** BEGIN **

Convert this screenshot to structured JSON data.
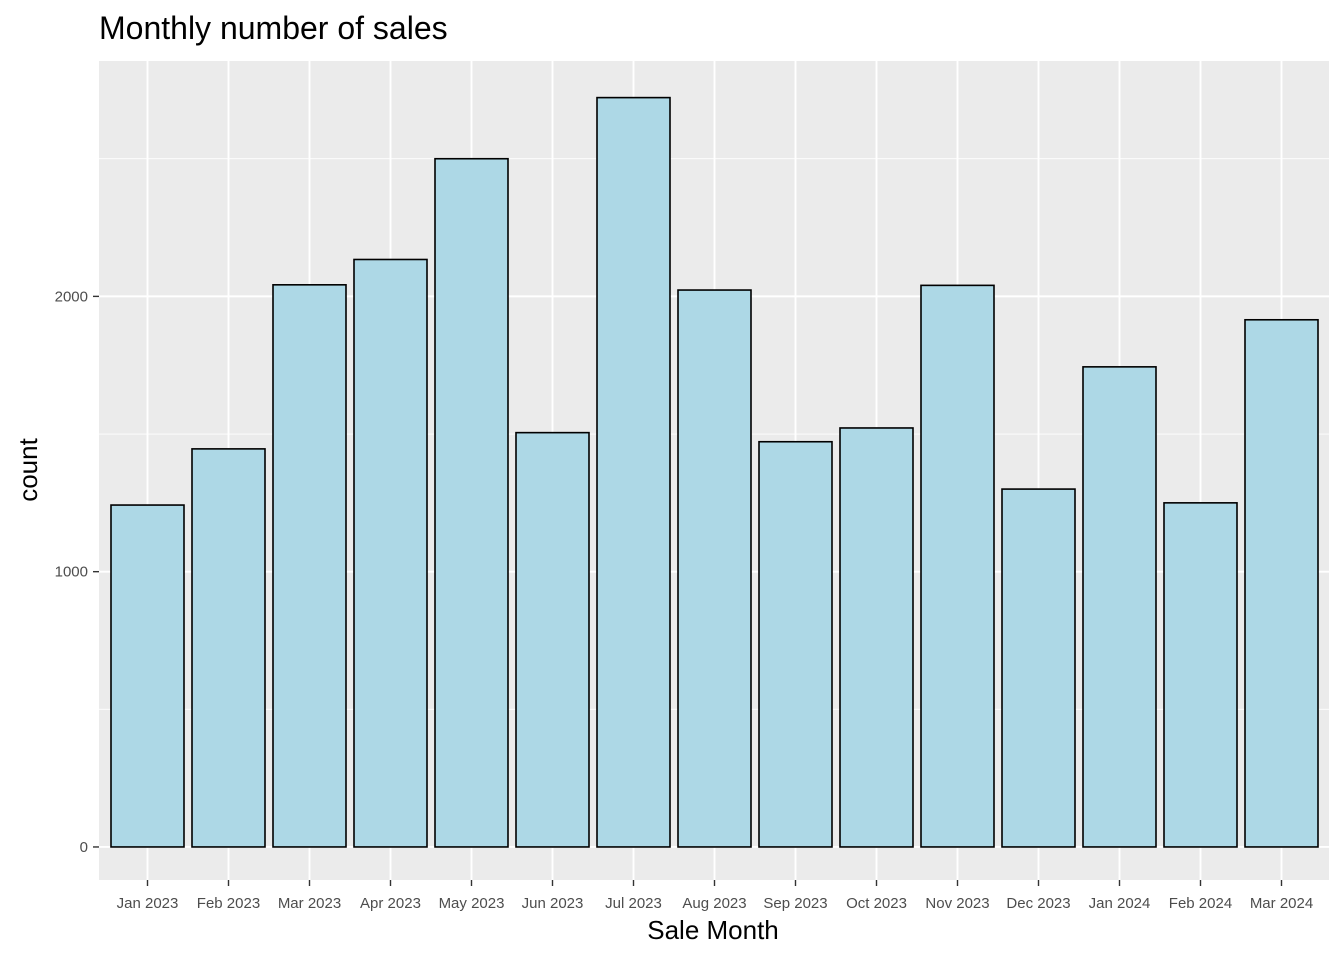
{
  "chart_data": {
    "type": "bar",
    "title": "Monthly number of sales",
    "xlabel": "Sale Month",
    "ylabel": "count",
    "categories": [
      "Jan 2023",
      "Feb 2023",
      "Mar 2023",
      "Apr 2023",
      "May 2023",
      "Jun 2023",
      "Jul 2023",
      "Aug 2023",
      "Sep 2023",
      "Oct 2023",
      "Nov 2023",
      "Dec 2023",
      "Jan 2024",
      "Feb 2024",
      "Mar 2024"
    ],
    "values": [
      1242,
      1446,
      2042,
      2134,
      2500,
      1505,
      2722,
      2023,
      1472,
      1522,
      2040,
      1300,
      1744,
      1250,
      1915
    ],
    "yticks": [
      0,
      1000,
      2000
    ],
    "ylim": [
      -120,
      2855
    ],
    "grid": true,
    "legend": "none",
    "colors": {
      "panel_background": "#ebebeb",
      "grid_line": "#ffffff",
      "bar_fill": "#add8e6",
      "bar_outline": "#000000",
      "tick_text": "#4d4d4d",
      "tick_mark": "#333333"
    }
  }
}
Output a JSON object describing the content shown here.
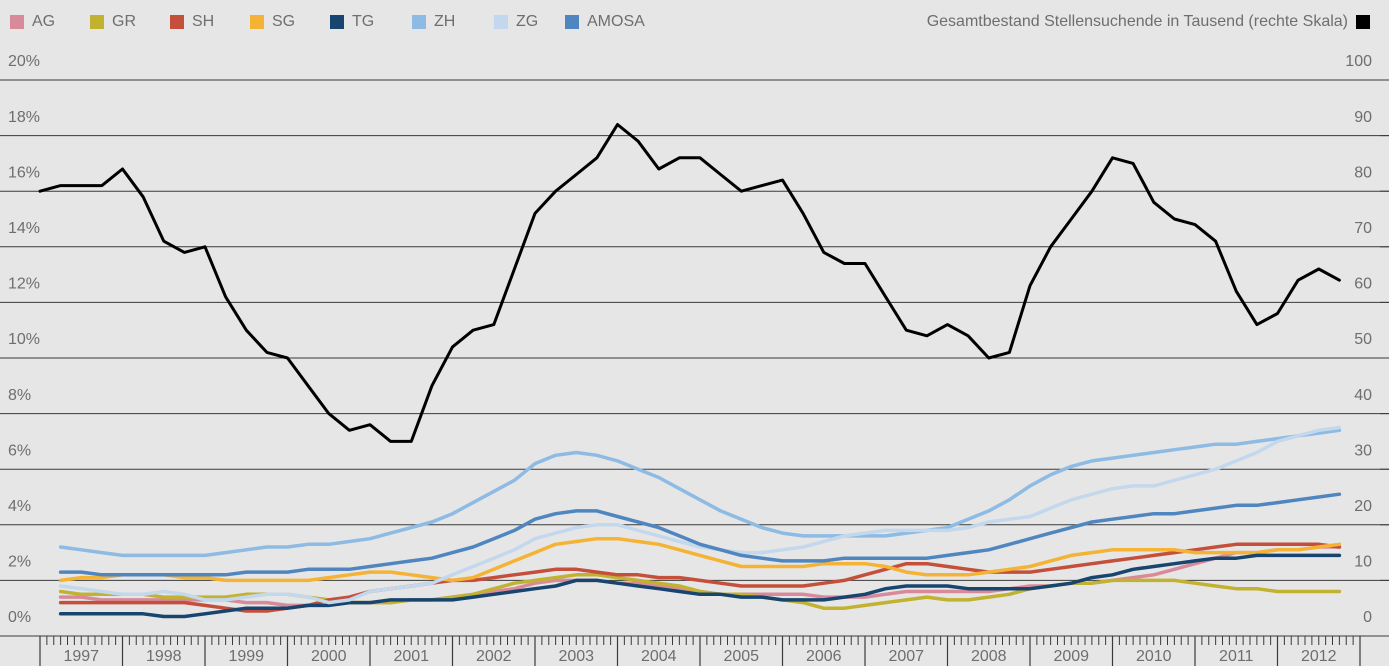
{
  "chart_data": {
    "type": "line",
    "x": [
      1997,
      1997.25,
      1997.5,
      1997.75,
      1998,
      1998.25,
      1998.5,
      1998.75,
      1999,
      1999.25,
      1999.5,
      1999.75,
      2000,
      2000.25,
      2000.5,
      2000.75,
      2001,
      2001.25,
      2001.5,
      2001.75,
      2002,
      2002.25,
      2002.5,
      2002.75,
      2003,
      2003.25,
      2003.5,
      2003.75,
      2004,
      2004.25,
      2004.5,
      2004.75,
      2005,
      2005.25,
      2005.5,
      2005.75,
      2006,
      2006.25,
      2006.5,
      2006.75,
      2007,
      2007.25,
      2007.5,
      2007.75,
      2008,
      2008.25,
      2008.5,
      2008.75,
      2009,
      2009.25,
      2009.5,
      2009.75,
      2010,
      2010.25,
      2010.5,
      2010.75,
      2011,
      2011.25,
      2011.5,
      2011.75,
      2012,
      2012.25,
      2012.5,
      2012.75
    ],
    "xlim": [
      1997,
      2013
    ],
    "xticks": [
      1997,
      1998,
      1999,
      2000,
      2001,
      2002,
      2003,
      2004,
      2005,
      2006,
      2007,
      2008,
      2009,
      2010,
      2011,
      2012,
      2013
    ],
    "x_labels": [
      "1997",
      "1998",
      "1999",
      "2000",
      "2001",
      "2002",
      "2003",
      "2004",
      "2005",
      "2006",
      "2007",
      "2008",
      "2009",
      "2010",
      "2011",
      "2012"
    ],
    "ylim": [
      0,
      20
    ],
    "yticks": [
      {
        "value": 0,
        "label": "0%"
      },
      {
        "value": 2,
        "label": "2%"
      },
      {
        "value": 4,
        "label": "4%"
      },
      {
        "value": 6,
        "label": "6%"
      },
      {
        "value": 8,
        "label": "8%"
      },
      {
        "value": 10,
        "label": "10%"
      },
      {
        "value": 12,
        "label": "12%"
      },
      {
        "value": 14,
        "label": "14%"
      },
      {
        "value": 16,
        "label": "16%"
      },
      {
        "value": 18,
        "label": "18%"
      },
      {
        "value": 20,
        "label": "20%"
      }
    ],
    "y2lim": [
      0,
      100
    ],
    "y2ticks": [
      0,
      10,
      20,
      30,
      40,
      50,
      60,
      70,
      80,
      90,
      100
    ],
    "grid": true,
    "series": [
      {
        "name": "AG",
        "color": "#d98a9a",
        "values": [
          null,
          1.4,
          1.4,
          1.3,
          1.3,
          1.3,
          1.3,
          1.3,
          1.3,
          1.3,
          1.2,
          1.2,
          1.1,
          1.1,
          1.1,
          1.2,
          1.2,
          1.2,
          1.3,
          1.3,
          1.4,
          1.5,
          1.6,
          1.7,
          1.9,
          2.0,
          2.0,
          2.0,
          1.9,
          1.9,
          1.8,
          1.7,
          1.6,
          1.5,
          1.5,
          1.5,
          1.5,
          1.5,
          1.4,
          1.4,
          1.4,
          1.5,
          1.6,
          1.6,
          1.6,
          1.6,
          1.6,
          1.7,
          1.8,
          1.8,
          1.9,
          1.9,
          2.0,
          2.1,
          2.2,
          2.4,
          2.6,
          2.8,
          3.0,
          3.0,
          3.1,
          3.1,
          3.2,
          3.2
        ]
      },
      {
        "name": "GR",
        "color": "#c2b232",
        "values": [
          null,
          1.6,
          1.5,
          1.5,
          1.5,
          1.5,
          1.4,
          1.4,
          1.4,
          1.4,
          1.5,
          1.5,
          1.5,
          1.4,
          1.3,
          1.2,
          1.2,
          1.2,
          1.3,
          1.3,
          1.4,
          1.5,
          1.7,
          1.9,
          2.0,
          2.1,
          2.2,
          2.2,
          2.1,
          2.0,
          1.9,
          1.8,
          1.6,
          1.5,
          1.5,
          1.4,
          1.3,
          1.2,
          1.0,
          1.0,
          1.1,
          1.2,
          1.3,
          1.4,
          1.3,
          1.3,
          1.4,
          1.5,
          1.7,
          1.8,
          1.9,
          1.9,
          2.0,
          2.0,
          2.0,
          2.0,
          1.9,
          1.8,
          1.7,
          1.7,
          1.6,
          1.6,
          1.6,
          1.6
        ]
      },
      {
        "name": "SH",
        "color": "#c4503c",
        "values": [
          null,
          1.2,
          1.2,
          1.2,
          1.2,
          1.2,
          1.2,
          1.2,
          1.1,
          1.0,
          0.9,
          0.9,
          1.0,
          1.1,
          1.3,
          1.4,
          1.6,
          1.7,
          1.8,
          1.9,
          2.0,
          2.0,
          2.1,
          2.2,
          2.3,
          2.4,
          2.4,
          2.3,
          2.2,
          2.2,
          2.1,
          2.1,
          2.0,
          1.9,
          1.8,
          1.8,
          1.8,
          1.8,
          1.9,
          2.0,
          2.2,
          2.4,
          2.6,
          2.6,
          2.5,
          2.4,
          2.3,
          2.3,
          2.3,
          2.4,
          2.5,
          2.6,
          2.7,
          2.8,
          2.9,
          3.0,
          3.1,
          3.2,
          3.3,
          3.3,
          3.3,
          3.3,
          3.3,
          3.2
        ]
      },
      {
        "name": "SG",
        "color": "#f5b335",
        "values": [
          null,
          2.0,
          2.1,
          2.1,
          2.2,
          2.2,
          2.2,
          2.1,
          2.1,
          2.0,
          2.0,
          2.0,
          2.0,
          2.0,
          2.1,
          2.2,
          2.3,
          2.3,
          2.2,
          2.1,
          2.0,
          2.1,
          2.4,
          2.7,
          3.0,
          3.3,
          3.4,
          3.5,
          3.5,
          3.4,
          3.3,
          3.1,
          2.9,
          2.7,
          2.5,
          2.5,
          2.5,
          2.5,
          2.6,
          2.6,
          2.6,
          2.5,
          2.3,
          2.2,
          2.2,
          2.2,
          2.3,
          2.4,
          2.5,
          2.7,
          2.9,
          3.0,
          3.1,
          3.1,
          3.1,
          3.1,
          3.0,
          3.0,
          3.0,
          3.0,
          3.1,
          3.1,
          3.2,
          3.3
        ]
      },
      {
        "name": "TG",
        "color": "#17456f",
        "values": [
          null,
          0.8,
          0.8,
          0.8,
          0.8,
          0.8,
          0.7,
          0.7,
          0.8,
          0.9,
          1.0,
          1.0,
          1.0,
          1.1,
          1.1,
          1.2,
          1.2,
          1.3,
          1.3,
          1.3,
          1.3,
          1.4,
          1.5,
          1.6,
          1.7,
          1.8,
          2.0,
          2.0,
          1.9,
          1.8,
          1.7,
          1.6,
          1.5,
          1.5,
          1.4,
          1.4,
          1.3,
          1.3,
          1.3,
          1.4,
          1.5,
          1.7,
          1.8,
          1.8,
          1.8,
          1.7,
          1.7,
          1.7,
          1.7,
          1.8,
          1.9,
          2.1,
          2.2,
          2.4,
          2.5,
          2.6,
          2.7,
          2.8,
          2.8,
          2.9,
          2.9,
          2.9,
          2.9,
          2.9
        ]
      },
      {
        "name": "ZH",
        "color": "#8dbbe3",
        "values": [
          null,
          3.2,
          3.1,
          3.0,
          2.9,
          2.9,
          2.9,
          2.9,
          2.9,
          3.0,
          3.1,
          3.2,
          3.2,
          3.3,
          3.3,
          3.4,
          3.5,
          3.7,
          3.9,
          4.1,
          4.4,
          4.8,
          5.2,
          5.6,
          6.2,
          6.5,
          6.6,
          6.5,
          6.3,
          6.0,
          5.7,
          5.3,
          4.9,
          4.5,
          4.2,
          3.9,
          3.7,
          3.6,
          3.6,
          3.6,
          3.6,
          3.6,
          3.7,
          3.8,
          3.9,
          4.2,
          4.5,
          4.9,
          5.4,
          5.8,
          6.1,
          6.3,
          6.4,
          6.5,
          6.6,
          6.7,
          6.8,
          6.9,
          6.9,
          7.0,
          7.1,
          7.2,
          7.3,
          7.4
        ]
      },
      {
        "name": "ZG",
        "color": "#c3d8ec",
        "values": [
          null,
          1.8,
          1.7,
          1.6,
          1.5,
          1.5,
          1.6,
          1.5,
          1.3,
          1.3,
          1.4,
          1.5,
          1.5,
          1.4,
          1.2,
          1.3,
          1.6,
          1.7,
          1.8,
          1.9,
          2.2,
          2.5,
          2.8,
          3.1,
          3.5,
          3.7,
          3.9,
          4.0,
          4.0,
          3.8,
          3.6,
          3.4,
          3.2,
          3.1,
          3.0,
          3.0,
          3.1,
          3.2,
          3.4,
          3.6,
          3.7,
          3.8,
          3.8,
          3.8,
          3.8,
          3.9,
          4.1,
          4.2,
          4.3,
          4.6,
          4.9,
          5.1,
          5.3,
          5.4,
          5.4,
          5.6,
          5.8,
          6.0,
          6.3,
          6.6,
          7.0,
          7.2,
          7.4,
          7.5
        ]
      },
      {
        "name": "AMOSA",
        "color": "#4f86c0",
        "values": [
          null,
          2.3,
          2.3,
          2.2,
          2.2,
          2.2,
          2.2,
          2.2,
          2.2,
          2.2,
          2.3,
          2.3,
          2.3,
          2.4,
          2.4,
          2.4,
          2.5,
          2.6,
          2.7,
          2.8,
          3.0,
          3.2,
          3.5,
          3.8,
          4.2,
          4.4,
          4.5,
          4.5,
          4.3,
          4.1,
          3.9,
          3.6,
          3.3,
          3.1,
          2.9,
          2.8,
          2.7,
          2.7,
          2.7,
          2.8,
          2.8,
          2.8,
          2.8,
          2.8,
          2.9,
          3.0,
          3.1,
          3.3,
          3.5,
          3.7,
          3.9,
          4.1,
          4.2,
          4.3,
          4.4,
          4.4,
          4.5,
          4.6,
          4.7,
          4.7,
          4.8,
          4.9,
          5.0,
          5.1
        ]
      },
      {
        "name": "Gesamtbestand Stellensuchende in Tausend (rechte Skala)",
        "color": "#000000",
        "axis": "y2",
        "values": [
          80,
          81,
          81,
          81,
          84,
          79,
          71,
          69,
          70,
          61,
          55,
          51,
          50,
          45,
          40,
          37,
          38,
          35,
          35,
          45,
          52,
          55,
          56,
          66,
          76,
          80,
          83,
          86,
          92,
          89,
          84,
          86,
          86,
          83,
          80,
          81,
          82,
          76,
          69,
          67,
          67,
          61,
          55,
          54,
          56,
          54,
          50,
          51,
          63,
          70,
          75,
          80,
          86,
          85,
          78,
          75,
          74,
          71,
          62,
          56,
          58,
          64,
          66,
          64
        ]
      }
    ]
  }
}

** END **

* Aim *
Read through the entries and copy every line that includes "name".

* Completed exercise *
        "name": "AG",
        "name": "GR",
        "name": "SH",
        "name": "SG",
        "name": "TG",
        "name": "ZH",
        "name": "ZG",
        "name": "AMOSA",
        "name": "Gesamtbestand Stellensuchende in Tausend (rechte Skala)",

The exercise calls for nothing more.